# REQUIRED WORK:
Read the lines below. Copy out any that hold the string "screenshot".

Figure collection entries
— begin —
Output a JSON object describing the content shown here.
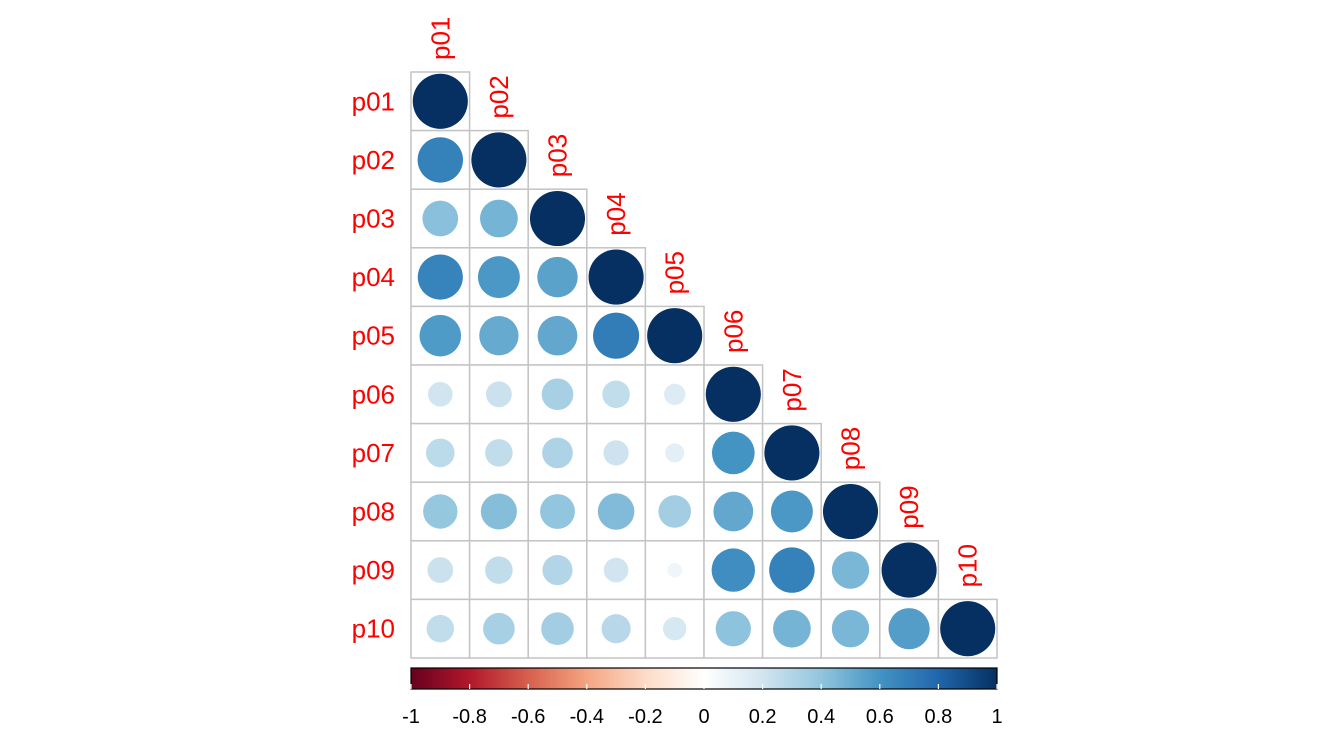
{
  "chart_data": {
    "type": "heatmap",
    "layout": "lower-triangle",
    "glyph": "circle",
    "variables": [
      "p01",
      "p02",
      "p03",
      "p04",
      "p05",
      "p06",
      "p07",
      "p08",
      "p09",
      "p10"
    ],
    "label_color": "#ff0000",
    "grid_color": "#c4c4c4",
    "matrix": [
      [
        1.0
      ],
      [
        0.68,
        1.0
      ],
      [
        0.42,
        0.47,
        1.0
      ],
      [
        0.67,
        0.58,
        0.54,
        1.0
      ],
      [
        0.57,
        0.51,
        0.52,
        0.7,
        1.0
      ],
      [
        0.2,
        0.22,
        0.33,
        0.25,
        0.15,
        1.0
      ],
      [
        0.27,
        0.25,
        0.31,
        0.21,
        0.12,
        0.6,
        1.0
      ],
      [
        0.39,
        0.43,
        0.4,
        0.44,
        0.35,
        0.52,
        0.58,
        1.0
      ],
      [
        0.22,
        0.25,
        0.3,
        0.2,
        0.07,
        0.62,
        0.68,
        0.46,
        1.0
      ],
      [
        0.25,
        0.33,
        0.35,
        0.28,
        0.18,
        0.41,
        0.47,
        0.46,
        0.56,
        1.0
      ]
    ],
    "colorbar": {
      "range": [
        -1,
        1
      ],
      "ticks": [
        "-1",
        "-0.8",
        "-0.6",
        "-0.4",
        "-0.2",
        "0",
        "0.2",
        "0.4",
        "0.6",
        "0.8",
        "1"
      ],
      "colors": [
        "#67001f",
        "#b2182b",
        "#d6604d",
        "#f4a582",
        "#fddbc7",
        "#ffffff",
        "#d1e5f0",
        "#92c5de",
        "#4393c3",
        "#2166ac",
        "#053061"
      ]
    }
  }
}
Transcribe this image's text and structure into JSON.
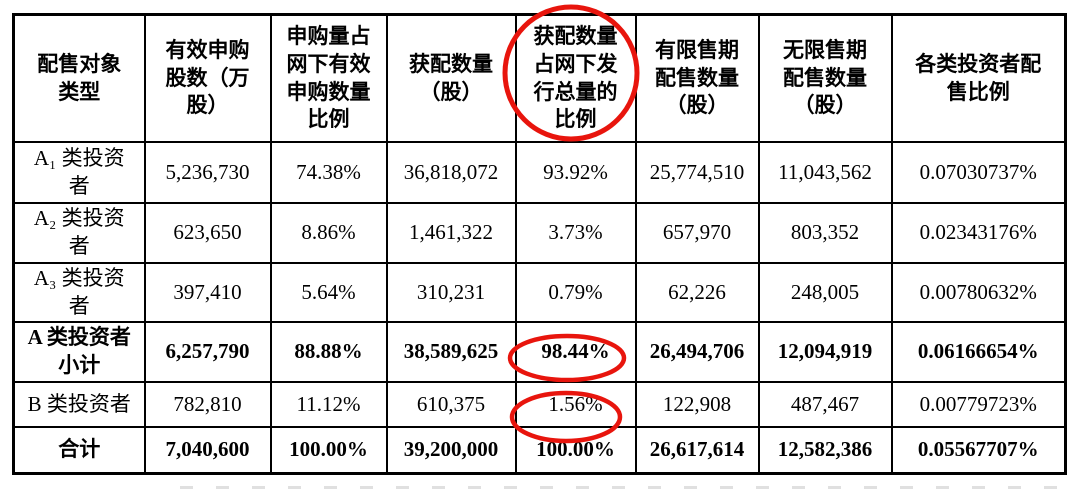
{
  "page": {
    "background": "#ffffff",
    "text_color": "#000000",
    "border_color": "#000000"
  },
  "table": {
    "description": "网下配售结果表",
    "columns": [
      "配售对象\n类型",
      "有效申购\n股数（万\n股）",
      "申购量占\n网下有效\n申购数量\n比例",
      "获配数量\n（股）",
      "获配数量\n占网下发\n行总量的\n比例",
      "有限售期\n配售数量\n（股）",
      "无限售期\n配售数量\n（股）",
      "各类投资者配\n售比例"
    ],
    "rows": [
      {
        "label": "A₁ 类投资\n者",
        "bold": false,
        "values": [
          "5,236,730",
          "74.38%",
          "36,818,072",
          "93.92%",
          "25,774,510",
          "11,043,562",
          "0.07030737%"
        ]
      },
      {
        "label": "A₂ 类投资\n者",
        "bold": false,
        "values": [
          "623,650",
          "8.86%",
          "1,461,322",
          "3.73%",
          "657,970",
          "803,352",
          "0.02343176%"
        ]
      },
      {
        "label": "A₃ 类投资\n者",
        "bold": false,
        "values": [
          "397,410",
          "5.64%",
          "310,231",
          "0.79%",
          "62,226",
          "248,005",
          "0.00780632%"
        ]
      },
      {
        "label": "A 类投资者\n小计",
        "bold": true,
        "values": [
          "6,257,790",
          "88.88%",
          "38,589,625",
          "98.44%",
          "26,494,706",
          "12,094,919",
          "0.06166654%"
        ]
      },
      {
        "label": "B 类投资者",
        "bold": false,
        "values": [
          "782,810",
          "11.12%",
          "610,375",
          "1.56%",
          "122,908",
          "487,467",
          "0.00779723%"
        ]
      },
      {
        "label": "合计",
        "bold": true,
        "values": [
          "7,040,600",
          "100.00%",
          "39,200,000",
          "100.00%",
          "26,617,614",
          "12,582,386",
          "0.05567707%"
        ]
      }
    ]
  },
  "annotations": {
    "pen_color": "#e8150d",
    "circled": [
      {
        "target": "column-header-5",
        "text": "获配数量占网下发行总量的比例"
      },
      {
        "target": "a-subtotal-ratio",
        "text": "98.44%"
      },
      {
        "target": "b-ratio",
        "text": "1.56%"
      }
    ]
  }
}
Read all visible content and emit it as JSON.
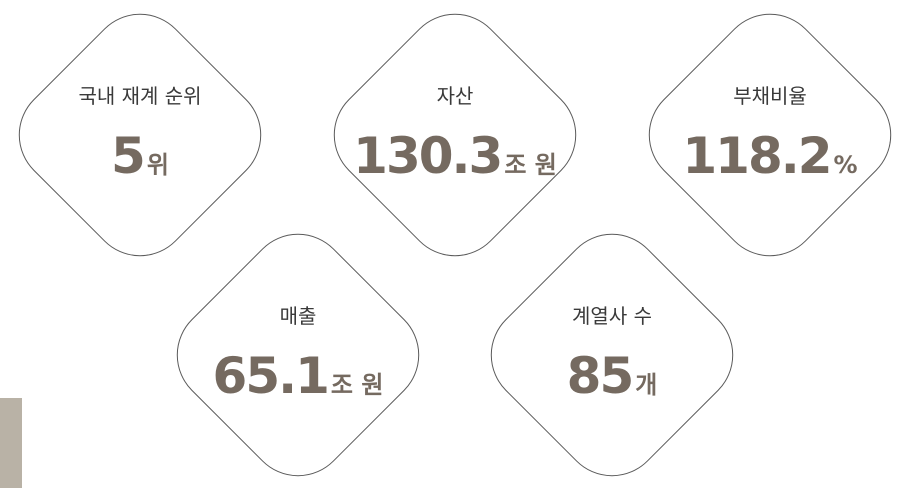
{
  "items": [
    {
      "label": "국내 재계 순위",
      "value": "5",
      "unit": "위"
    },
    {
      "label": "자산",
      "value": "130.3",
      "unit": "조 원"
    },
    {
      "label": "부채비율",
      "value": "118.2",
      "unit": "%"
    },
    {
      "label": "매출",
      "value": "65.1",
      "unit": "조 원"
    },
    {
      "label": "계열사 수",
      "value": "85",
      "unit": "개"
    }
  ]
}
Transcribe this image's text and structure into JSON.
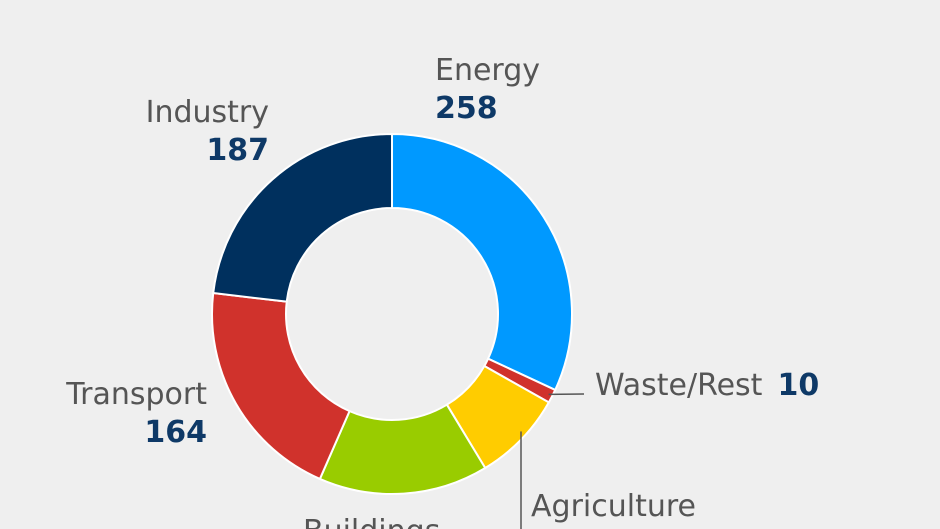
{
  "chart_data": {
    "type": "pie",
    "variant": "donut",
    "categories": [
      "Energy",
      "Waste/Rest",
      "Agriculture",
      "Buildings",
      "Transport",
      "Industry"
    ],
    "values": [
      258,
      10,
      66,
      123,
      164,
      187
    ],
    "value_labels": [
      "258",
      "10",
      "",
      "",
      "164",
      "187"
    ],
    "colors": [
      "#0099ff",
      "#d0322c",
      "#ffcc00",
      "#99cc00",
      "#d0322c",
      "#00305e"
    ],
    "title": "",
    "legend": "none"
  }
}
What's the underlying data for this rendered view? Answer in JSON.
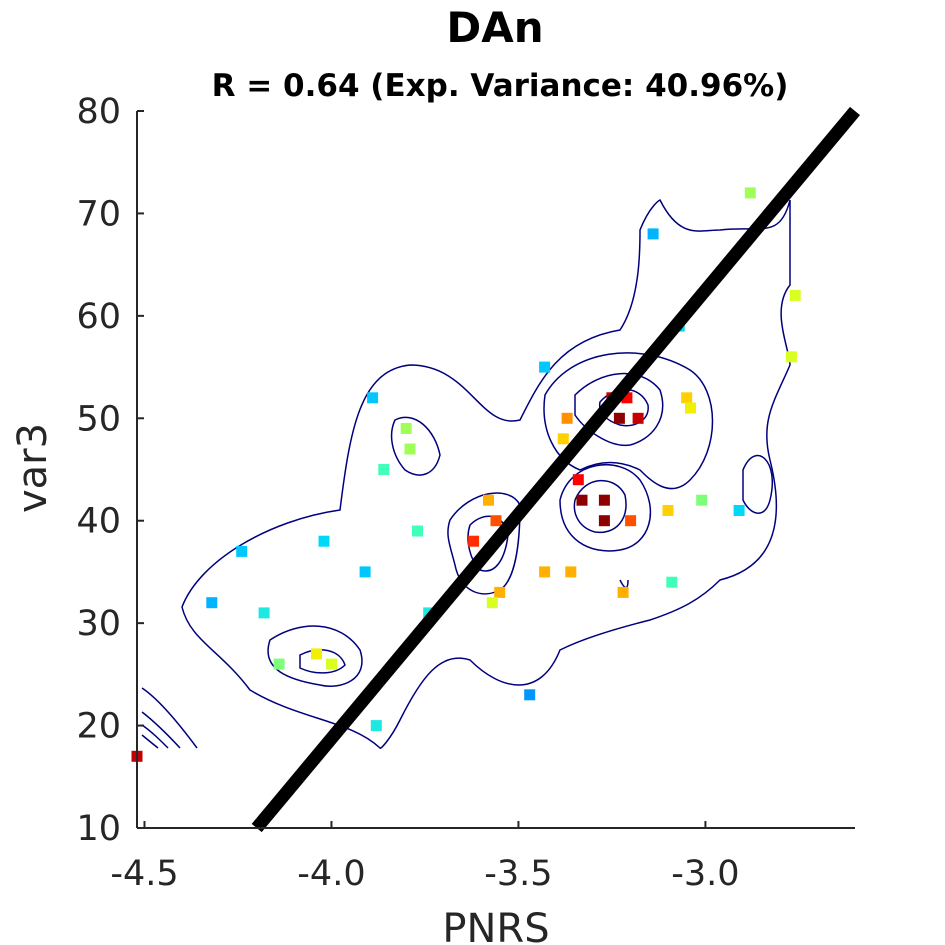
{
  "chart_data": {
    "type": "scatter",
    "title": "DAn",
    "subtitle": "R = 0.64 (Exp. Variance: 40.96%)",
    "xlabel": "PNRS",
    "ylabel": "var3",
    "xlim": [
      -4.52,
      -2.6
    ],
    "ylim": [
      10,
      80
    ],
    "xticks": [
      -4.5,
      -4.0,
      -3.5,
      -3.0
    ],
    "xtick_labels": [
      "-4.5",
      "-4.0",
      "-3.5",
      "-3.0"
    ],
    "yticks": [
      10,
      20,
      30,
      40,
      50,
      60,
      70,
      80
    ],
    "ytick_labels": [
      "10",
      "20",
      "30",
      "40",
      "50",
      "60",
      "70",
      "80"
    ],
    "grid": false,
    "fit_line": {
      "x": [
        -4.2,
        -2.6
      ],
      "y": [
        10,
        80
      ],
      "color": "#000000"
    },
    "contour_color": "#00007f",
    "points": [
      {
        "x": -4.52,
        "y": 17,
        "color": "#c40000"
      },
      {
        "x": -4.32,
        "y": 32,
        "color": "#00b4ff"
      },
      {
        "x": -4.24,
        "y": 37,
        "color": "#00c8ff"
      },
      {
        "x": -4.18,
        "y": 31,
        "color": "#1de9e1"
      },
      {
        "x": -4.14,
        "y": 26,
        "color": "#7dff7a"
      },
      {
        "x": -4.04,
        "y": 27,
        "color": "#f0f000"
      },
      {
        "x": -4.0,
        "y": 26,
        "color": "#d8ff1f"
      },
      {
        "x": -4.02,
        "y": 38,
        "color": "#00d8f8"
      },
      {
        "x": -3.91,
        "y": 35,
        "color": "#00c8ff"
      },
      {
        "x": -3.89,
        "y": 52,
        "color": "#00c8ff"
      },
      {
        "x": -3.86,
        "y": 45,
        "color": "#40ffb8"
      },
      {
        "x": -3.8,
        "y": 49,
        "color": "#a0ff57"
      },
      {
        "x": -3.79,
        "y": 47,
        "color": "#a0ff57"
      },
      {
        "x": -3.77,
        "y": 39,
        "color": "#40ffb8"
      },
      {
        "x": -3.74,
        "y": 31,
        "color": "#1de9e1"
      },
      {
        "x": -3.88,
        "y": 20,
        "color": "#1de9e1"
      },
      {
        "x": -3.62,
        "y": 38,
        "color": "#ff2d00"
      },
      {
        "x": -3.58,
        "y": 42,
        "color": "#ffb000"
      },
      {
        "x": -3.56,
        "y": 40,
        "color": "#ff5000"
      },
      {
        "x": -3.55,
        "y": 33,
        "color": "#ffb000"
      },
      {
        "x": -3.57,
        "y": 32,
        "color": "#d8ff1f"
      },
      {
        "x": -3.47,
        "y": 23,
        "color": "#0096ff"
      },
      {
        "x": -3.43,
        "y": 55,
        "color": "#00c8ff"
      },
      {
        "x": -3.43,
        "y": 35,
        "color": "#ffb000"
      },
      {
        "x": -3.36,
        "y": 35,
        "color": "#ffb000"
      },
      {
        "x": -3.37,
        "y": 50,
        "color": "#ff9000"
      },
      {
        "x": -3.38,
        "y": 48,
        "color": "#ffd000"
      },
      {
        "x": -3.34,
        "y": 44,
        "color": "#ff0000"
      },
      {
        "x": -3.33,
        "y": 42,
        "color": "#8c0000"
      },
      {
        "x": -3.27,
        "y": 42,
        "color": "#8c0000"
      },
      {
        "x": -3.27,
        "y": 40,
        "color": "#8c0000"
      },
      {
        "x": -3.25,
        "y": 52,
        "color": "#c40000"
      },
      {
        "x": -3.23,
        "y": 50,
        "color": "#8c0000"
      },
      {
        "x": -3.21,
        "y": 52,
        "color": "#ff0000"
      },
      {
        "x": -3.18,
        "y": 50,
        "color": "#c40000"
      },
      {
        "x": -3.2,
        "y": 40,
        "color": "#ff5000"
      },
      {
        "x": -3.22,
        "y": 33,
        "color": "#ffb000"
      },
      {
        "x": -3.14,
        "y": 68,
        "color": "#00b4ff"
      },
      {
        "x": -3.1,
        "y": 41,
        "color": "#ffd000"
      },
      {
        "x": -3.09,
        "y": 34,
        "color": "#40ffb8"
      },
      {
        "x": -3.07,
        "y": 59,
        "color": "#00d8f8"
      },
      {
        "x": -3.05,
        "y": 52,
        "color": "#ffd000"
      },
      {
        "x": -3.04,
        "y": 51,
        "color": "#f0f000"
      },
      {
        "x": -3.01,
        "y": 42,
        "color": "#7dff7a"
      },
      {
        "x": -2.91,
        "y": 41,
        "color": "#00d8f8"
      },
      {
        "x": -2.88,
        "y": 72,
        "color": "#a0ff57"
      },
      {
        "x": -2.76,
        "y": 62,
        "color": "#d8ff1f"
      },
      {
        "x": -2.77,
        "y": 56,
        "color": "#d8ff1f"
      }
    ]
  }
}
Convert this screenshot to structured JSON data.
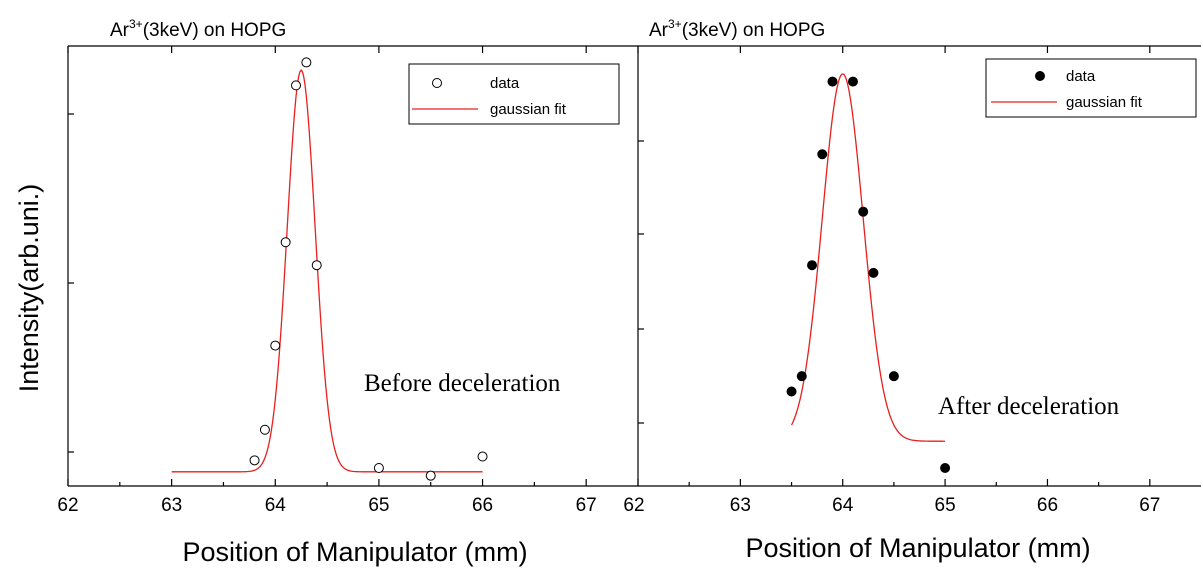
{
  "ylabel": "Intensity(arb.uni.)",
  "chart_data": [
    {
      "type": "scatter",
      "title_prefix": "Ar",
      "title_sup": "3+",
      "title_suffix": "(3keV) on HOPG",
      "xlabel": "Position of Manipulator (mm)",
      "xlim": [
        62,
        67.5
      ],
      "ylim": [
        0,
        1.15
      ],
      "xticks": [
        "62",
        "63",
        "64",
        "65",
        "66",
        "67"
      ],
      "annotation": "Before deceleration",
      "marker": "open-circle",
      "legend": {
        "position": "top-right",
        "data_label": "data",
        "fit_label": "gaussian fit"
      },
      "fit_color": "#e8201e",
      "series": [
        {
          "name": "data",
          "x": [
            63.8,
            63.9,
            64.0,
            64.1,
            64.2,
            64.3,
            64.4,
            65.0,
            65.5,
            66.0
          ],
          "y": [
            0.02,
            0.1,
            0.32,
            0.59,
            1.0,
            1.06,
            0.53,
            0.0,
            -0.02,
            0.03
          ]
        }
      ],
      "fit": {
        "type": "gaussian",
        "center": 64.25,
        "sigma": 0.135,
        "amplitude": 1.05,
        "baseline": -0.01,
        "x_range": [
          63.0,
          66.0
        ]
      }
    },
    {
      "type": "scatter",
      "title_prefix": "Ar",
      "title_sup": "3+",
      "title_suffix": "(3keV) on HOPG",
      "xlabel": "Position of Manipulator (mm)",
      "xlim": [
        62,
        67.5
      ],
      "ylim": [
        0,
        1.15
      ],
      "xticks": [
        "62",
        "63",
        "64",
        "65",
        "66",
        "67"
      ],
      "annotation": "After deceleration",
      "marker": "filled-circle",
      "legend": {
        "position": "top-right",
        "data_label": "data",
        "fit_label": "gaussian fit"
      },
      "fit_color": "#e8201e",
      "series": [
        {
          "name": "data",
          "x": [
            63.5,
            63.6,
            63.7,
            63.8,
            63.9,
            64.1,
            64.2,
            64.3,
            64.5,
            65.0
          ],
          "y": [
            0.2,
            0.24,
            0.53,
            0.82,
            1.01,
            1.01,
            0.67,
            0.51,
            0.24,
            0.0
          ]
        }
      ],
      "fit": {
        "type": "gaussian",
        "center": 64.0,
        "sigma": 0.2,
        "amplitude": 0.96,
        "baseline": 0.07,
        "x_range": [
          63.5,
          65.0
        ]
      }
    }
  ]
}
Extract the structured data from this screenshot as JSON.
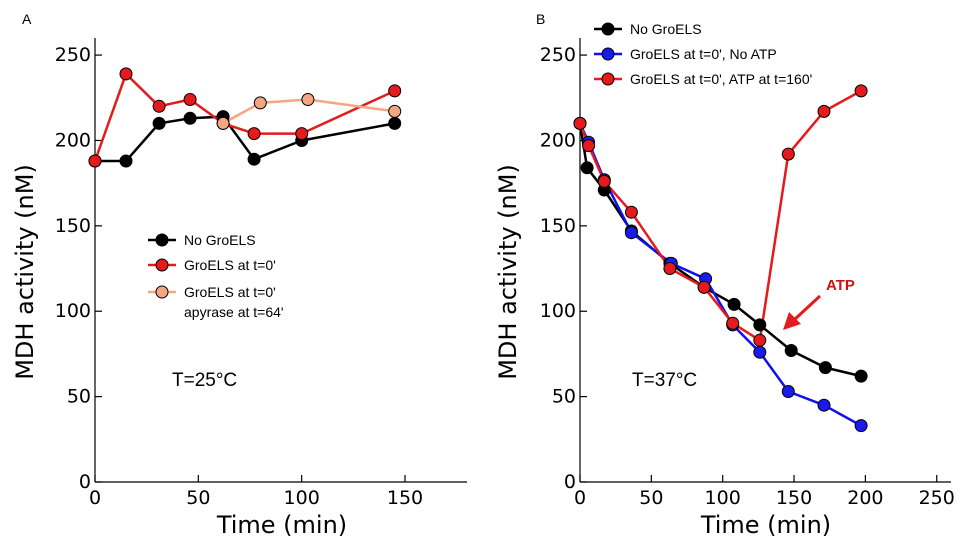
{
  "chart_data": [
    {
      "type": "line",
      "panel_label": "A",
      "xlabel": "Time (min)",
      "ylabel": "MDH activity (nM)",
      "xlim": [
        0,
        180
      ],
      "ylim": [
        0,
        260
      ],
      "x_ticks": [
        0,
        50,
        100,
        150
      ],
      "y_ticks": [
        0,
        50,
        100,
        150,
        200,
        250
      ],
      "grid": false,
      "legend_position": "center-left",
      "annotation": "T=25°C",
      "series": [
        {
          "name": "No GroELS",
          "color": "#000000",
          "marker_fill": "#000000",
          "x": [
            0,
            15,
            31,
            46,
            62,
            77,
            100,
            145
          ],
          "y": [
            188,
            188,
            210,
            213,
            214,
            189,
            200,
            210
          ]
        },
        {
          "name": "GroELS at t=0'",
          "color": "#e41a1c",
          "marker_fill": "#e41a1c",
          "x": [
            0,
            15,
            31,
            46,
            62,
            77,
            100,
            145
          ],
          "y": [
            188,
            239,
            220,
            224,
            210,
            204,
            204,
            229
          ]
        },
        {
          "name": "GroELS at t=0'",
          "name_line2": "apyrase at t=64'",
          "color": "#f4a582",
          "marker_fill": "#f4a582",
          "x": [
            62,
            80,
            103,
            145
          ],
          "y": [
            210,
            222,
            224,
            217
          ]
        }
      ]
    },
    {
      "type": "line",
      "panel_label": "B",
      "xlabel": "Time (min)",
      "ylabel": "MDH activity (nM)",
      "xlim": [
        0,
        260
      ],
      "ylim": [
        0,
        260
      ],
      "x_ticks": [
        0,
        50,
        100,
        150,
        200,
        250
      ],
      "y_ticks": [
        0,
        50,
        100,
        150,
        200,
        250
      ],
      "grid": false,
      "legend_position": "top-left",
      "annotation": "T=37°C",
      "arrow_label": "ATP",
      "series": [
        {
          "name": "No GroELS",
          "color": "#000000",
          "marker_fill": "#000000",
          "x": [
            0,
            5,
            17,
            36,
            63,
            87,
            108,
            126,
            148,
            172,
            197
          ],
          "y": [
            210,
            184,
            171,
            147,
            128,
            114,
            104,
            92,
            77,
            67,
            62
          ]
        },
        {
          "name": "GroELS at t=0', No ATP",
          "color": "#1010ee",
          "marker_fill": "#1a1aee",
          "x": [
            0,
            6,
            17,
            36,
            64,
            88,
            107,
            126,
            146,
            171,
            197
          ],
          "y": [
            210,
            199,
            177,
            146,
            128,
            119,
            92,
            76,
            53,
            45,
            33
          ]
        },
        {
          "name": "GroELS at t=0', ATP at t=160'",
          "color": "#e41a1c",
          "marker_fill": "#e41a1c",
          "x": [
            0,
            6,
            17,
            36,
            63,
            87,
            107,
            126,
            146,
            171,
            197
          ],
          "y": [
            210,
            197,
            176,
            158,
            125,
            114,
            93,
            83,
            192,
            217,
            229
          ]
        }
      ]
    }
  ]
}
— end —
# OUTPUT FOR THIS TASK:
Convert this screenshot to structured JSON data.
Extract the structured data from this screenshot as JSON.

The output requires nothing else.